Extracted data entries
........

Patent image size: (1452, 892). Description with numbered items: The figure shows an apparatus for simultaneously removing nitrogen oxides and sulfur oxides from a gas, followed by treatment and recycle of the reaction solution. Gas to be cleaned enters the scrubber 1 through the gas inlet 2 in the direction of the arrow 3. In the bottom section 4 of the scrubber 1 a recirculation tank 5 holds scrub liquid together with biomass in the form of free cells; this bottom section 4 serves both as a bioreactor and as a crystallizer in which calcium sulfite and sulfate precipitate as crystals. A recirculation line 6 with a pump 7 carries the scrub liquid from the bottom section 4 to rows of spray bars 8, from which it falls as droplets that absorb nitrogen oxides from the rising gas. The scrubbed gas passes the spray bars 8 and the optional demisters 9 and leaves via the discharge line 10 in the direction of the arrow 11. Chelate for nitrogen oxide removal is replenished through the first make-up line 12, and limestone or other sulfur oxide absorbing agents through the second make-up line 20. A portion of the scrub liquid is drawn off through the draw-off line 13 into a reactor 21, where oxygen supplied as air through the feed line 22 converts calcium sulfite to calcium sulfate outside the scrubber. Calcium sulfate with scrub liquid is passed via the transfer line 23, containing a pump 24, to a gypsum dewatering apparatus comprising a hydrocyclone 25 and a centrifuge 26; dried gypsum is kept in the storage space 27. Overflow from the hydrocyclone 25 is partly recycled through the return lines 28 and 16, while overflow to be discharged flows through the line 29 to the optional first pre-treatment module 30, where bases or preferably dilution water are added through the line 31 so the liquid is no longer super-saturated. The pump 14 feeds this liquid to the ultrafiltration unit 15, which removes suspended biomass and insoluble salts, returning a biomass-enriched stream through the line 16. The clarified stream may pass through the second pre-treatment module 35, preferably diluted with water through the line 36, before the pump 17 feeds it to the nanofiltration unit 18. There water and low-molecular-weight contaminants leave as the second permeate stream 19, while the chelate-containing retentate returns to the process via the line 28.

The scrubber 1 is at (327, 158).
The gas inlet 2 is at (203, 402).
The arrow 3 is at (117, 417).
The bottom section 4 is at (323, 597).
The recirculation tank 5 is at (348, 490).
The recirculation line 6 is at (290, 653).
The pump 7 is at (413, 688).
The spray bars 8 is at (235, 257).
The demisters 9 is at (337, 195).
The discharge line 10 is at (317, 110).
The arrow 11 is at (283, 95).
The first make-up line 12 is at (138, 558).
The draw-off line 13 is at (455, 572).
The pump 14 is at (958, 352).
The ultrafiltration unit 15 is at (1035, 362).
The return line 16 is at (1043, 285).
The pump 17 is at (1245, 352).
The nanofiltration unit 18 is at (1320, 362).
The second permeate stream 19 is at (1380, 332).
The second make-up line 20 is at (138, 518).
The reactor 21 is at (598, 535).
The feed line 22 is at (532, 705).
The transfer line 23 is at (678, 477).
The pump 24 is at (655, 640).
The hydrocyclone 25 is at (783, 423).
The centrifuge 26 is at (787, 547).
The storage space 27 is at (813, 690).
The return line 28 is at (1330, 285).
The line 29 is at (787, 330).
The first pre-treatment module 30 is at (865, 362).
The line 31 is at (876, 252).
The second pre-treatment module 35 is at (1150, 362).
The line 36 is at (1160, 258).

........

An exact copy of all the records above is needed.

- _Result below_
Patent image size: (1452, 892). Description with numbered items: The figure shows an apparatus for simultaneously removing nitrogen oxides and sulfur oxides from a gas, followed by treatment and recycle of the reaction solution. Gas to be cleaned enters the scrubber 1 through the gas inlet 2 in the direction of the arrow 3. In the bottom section 4 of the scrubber 1 a recirculation tank 5 holds scrub liquid together with biomass in the form of free cells; this bottom section 4 serves both as a bioreactor and as a crystallizer in which calcium sulfite and sulfate precipitate as crystals. A recirculation line 6 with a pump 7 carries the scrub liquid from the bottom section 4 to rows of spray bars 8, from which it falls as droplets that absorb nitrogen oxides from the rising gas. The scrubbed gas passes the spray bars 8 and the optional demisters 9 and leaves via the discharge line 10 in the direction of the arrow 11. Chelate for nitrogen oxide removal is replenished through the first make-up line 12, and limestone or other sulfur oxide absorbing agents through the second make-up line 20. A portion of the scrub liquid is drawn off through the draw-off line 13 into a reactor 21, where oxygen supplied as air through the feed line 22 converts calcium sulfite to calcium sulfate outside the scrubber. Calcium sulfate with scrub liquid is passed via the transfer line 23, containing a pump 24, to a gypsum dewatering apparatus comprising a hydrocyclone 25 and a centrifuge 26; dried gypsum is kept in the storage space 27. Overflow from the hydrocyclone 25 is partly recycled through the return lines 28 and 16, while overflow to be discharged flows through the line 29 to the optional first pre-treatment module 30, where bases or preferably dilution water are added through the line 31 so the liquid is no longer super-saturated. The pump 14 feeds this liquid to the ultrafiltration unit 15, which removes suspended biomass and insoluble salts, returning a biomass-enriched stream through the line 16. The clarified stream may pass through the second pre-treatment module 35, preferably diluted with water through the line 36, before the pump 17 feeds it to the nanofiltration unit 18. There water and low-molecular-weight contaminants leave as the second permeate stream 19, while the chelate-containing retentate returns to the process via the line 28.

The scrubber 1 is at (327, 158).
The gas inlet 2 is at (203, 402).
The arrow 3 is at (117, 417).
The bottom section 4 is at (323, 597).
The recirculation tank 5 is at (348, 490).
The recirculation line 6 is at (290, 653).
The pump 7 is at (413, 688).
The spray bars 8 is at (235, 257).
The demisters 9 is at (337, 195).
The discharge line 10 is at (317, 110).
The arrow 11 is at (283, 95).
The first make-up line 12 is at (138, 558).
The draw-off line 13 is at (455, 572).
The pump 14 is at (958, 352).
The ultrafiltration unit 15 is at (1035, 362).
The return line 16 is at (1043, 285).
The pump 17 is at (1245, 352).
The nanofiltration unit 18 is at (1320, 362).
The second permeate stream 19 is at (1380, 332).
The second make-up line 20 is at (138, 518).
The reactor 21 is at (598, 535).
The feed line 22 is at (532, 705).
The transfer line 23 is at (678, 477).
The pump 24 is at (655, 640).
The hydrocyclone 25 is at (783, 423).
The centrifuge 26 is at (787, 547).
The storage space 27 is at (813, 690).
The return line 28 is at (1330, 285).
The line 29 is at (787, 330).
The first pre-treatment module 30 is at (865, 362).
The line 31 is at (876, 252).
The second pre-treatment module 35 is at (1150, 362).
The line 36 is at (1160, 258).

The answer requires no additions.